(Items from a figure collection)
-- Begin --

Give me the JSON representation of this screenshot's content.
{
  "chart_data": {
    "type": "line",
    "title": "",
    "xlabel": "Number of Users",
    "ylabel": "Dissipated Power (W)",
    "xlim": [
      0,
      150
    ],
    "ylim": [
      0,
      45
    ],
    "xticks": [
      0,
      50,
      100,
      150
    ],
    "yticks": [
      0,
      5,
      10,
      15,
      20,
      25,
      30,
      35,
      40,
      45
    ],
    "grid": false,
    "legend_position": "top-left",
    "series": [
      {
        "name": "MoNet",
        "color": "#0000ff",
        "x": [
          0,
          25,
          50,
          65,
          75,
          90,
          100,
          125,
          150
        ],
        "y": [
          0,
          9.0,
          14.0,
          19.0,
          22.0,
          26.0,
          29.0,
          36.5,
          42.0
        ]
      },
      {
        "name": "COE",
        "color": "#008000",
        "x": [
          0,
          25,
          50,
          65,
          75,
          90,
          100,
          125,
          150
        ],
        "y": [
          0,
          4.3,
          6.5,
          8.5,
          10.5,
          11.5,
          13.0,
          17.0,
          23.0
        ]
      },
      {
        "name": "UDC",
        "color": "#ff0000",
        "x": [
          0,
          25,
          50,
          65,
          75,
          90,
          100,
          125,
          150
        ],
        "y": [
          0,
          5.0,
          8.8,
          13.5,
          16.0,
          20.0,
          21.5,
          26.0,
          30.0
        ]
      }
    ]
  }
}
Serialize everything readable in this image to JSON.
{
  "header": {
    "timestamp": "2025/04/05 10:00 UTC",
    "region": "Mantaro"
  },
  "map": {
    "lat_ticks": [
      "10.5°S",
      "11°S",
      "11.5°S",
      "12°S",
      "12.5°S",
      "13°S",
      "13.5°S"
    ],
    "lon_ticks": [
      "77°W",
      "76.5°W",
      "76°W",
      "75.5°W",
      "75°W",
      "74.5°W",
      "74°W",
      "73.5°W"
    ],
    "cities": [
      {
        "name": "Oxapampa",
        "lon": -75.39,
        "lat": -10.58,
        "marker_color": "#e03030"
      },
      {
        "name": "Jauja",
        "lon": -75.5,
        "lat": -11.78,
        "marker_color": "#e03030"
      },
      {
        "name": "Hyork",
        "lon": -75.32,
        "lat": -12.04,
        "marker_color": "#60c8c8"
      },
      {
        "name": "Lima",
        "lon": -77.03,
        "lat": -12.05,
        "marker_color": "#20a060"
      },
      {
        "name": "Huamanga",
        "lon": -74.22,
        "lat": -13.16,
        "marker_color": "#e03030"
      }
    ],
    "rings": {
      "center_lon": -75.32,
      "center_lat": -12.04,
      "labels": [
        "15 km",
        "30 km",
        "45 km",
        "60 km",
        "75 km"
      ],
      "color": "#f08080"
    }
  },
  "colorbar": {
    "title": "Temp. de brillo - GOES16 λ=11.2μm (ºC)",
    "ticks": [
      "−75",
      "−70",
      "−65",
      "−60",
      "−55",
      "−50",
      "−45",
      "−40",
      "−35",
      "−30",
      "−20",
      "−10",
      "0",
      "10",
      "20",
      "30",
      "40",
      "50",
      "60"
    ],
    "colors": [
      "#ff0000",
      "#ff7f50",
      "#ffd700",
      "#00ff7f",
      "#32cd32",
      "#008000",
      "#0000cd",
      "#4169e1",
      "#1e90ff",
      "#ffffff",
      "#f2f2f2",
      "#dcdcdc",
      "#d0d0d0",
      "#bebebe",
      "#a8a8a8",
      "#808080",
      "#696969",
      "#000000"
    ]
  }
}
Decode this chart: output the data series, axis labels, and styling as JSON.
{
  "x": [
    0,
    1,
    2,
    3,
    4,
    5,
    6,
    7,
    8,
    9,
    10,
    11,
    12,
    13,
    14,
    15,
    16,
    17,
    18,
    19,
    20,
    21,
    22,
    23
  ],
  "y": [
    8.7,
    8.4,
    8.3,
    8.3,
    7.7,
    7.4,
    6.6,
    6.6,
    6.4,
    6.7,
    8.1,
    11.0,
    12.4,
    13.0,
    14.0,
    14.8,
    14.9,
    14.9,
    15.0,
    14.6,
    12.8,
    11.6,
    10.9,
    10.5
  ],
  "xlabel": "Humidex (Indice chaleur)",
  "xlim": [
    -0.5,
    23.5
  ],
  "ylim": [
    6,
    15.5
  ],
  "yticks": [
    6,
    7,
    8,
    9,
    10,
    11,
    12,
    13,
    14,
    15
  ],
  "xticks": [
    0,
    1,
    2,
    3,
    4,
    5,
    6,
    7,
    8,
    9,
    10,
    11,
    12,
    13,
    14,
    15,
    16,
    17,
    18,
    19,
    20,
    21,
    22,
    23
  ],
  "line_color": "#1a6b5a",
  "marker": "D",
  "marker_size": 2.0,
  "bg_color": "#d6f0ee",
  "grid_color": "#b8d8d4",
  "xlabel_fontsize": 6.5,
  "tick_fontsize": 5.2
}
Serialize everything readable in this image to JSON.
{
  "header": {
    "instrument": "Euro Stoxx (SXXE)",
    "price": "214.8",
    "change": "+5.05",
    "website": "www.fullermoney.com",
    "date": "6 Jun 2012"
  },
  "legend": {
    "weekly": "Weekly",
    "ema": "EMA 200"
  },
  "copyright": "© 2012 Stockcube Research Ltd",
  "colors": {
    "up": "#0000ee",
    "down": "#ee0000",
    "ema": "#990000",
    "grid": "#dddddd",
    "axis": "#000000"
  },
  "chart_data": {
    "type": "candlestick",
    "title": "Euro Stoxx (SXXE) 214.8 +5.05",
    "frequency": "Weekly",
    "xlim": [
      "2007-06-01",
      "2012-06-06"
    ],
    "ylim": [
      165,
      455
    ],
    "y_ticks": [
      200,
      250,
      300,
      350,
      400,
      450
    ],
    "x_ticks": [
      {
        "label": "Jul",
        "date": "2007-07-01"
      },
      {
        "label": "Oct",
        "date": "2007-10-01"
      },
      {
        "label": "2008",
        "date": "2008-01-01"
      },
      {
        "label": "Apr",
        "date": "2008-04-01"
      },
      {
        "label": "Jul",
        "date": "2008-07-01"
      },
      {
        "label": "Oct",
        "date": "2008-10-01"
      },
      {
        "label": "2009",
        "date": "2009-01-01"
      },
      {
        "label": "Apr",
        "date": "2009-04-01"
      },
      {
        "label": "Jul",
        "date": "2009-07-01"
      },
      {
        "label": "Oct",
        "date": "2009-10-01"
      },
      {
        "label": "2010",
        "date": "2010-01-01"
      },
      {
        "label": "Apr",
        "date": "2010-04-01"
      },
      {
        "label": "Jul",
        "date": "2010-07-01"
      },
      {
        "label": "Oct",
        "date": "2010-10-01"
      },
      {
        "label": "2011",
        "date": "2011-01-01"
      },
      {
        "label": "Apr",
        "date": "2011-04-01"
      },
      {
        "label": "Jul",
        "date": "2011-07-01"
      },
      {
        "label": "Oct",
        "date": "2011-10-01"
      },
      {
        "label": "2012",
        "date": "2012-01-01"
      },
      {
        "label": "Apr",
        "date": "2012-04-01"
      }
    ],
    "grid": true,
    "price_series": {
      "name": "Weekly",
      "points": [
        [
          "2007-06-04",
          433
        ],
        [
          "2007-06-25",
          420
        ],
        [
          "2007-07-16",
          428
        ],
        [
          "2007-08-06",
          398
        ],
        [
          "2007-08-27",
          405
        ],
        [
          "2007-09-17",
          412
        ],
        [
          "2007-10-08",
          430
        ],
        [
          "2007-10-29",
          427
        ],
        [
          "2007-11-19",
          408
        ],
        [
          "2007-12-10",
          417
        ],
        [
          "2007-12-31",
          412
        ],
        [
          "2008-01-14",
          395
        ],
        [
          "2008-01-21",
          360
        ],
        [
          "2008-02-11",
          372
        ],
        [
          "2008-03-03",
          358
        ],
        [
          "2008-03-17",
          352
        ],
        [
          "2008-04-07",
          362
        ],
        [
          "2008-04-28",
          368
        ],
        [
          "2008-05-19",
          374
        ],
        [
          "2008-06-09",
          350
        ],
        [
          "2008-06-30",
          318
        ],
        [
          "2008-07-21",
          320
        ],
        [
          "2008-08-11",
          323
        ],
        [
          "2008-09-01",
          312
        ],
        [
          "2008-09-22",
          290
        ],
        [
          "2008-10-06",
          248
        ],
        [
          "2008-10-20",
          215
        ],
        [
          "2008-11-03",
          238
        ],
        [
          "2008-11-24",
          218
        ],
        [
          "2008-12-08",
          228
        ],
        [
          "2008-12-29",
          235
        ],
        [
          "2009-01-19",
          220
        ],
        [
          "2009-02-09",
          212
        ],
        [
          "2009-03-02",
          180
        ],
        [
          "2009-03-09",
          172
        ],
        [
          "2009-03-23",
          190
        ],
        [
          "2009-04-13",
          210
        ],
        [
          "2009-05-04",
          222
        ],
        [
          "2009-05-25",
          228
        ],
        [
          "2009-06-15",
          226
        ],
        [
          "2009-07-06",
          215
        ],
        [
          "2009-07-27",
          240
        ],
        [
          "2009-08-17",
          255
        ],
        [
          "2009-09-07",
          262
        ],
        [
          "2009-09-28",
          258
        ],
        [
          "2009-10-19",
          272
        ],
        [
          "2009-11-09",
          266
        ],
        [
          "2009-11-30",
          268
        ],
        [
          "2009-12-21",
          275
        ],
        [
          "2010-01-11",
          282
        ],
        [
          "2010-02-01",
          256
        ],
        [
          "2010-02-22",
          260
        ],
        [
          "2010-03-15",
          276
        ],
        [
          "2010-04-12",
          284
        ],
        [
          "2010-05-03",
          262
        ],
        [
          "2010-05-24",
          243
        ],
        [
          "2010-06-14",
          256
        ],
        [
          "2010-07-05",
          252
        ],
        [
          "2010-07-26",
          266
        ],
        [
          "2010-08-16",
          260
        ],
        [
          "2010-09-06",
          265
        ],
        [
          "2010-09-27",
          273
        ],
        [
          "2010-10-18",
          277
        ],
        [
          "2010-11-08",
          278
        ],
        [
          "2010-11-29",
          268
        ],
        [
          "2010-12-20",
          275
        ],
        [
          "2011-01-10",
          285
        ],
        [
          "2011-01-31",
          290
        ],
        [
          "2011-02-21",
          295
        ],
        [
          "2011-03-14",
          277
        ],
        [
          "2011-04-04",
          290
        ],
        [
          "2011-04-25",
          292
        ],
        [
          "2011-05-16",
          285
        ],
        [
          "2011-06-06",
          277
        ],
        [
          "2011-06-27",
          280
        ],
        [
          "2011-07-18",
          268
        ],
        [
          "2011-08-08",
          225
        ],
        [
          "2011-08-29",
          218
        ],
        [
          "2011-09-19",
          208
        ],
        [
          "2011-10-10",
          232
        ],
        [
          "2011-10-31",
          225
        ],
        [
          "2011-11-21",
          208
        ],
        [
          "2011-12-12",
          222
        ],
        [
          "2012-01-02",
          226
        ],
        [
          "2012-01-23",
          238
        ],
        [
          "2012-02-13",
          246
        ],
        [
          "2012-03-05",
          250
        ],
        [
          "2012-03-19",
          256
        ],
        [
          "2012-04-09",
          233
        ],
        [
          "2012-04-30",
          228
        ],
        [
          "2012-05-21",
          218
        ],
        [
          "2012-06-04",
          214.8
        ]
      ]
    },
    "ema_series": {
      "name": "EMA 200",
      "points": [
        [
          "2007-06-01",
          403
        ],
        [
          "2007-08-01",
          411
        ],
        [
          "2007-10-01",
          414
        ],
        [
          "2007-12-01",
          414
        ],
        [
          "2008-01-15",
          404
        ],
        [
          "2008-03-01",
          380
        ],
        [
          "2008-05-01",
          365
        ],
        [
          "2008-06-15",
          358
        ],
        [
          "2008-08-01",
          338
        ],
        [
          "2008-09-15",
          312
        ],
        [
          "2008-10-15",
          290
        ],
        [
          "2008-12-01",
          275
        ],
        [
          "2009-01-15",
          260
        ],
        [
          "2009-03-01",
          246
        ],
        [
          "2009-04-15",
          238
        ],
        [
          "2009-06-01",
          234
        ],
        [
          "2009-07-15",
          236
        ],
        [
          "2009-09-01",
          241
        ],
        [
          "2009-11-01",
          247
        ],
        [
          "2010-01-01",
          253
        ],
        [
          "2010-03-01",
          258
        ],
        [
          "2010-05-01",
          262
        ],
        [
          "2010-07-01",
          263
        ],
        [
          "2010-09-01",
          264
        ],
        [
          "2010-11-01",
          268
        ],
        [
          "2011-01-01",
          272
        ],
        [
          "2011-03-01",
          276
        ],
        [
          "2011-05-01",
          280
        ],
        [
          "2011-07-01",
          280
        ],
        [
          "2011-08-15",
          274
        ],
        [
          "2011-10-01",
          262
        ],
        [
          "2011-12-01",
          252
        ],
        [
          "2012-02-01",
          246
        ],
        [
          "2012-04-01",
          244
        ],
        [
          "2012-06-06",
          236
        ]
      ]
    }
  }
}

-- End --

Exercise:
Read the entries and show each line that mentions "name".

Written response:
        "name": "MoNet",
        "name": "COE",
        "name": "UDC",
        "name": "Oxapampa",
        "name": "Jauja",
        "name": "Hyork",
        "name": "Lima",
        "name": "Huamanga",
      "name": "Weekly",
      "name": "EMA 200",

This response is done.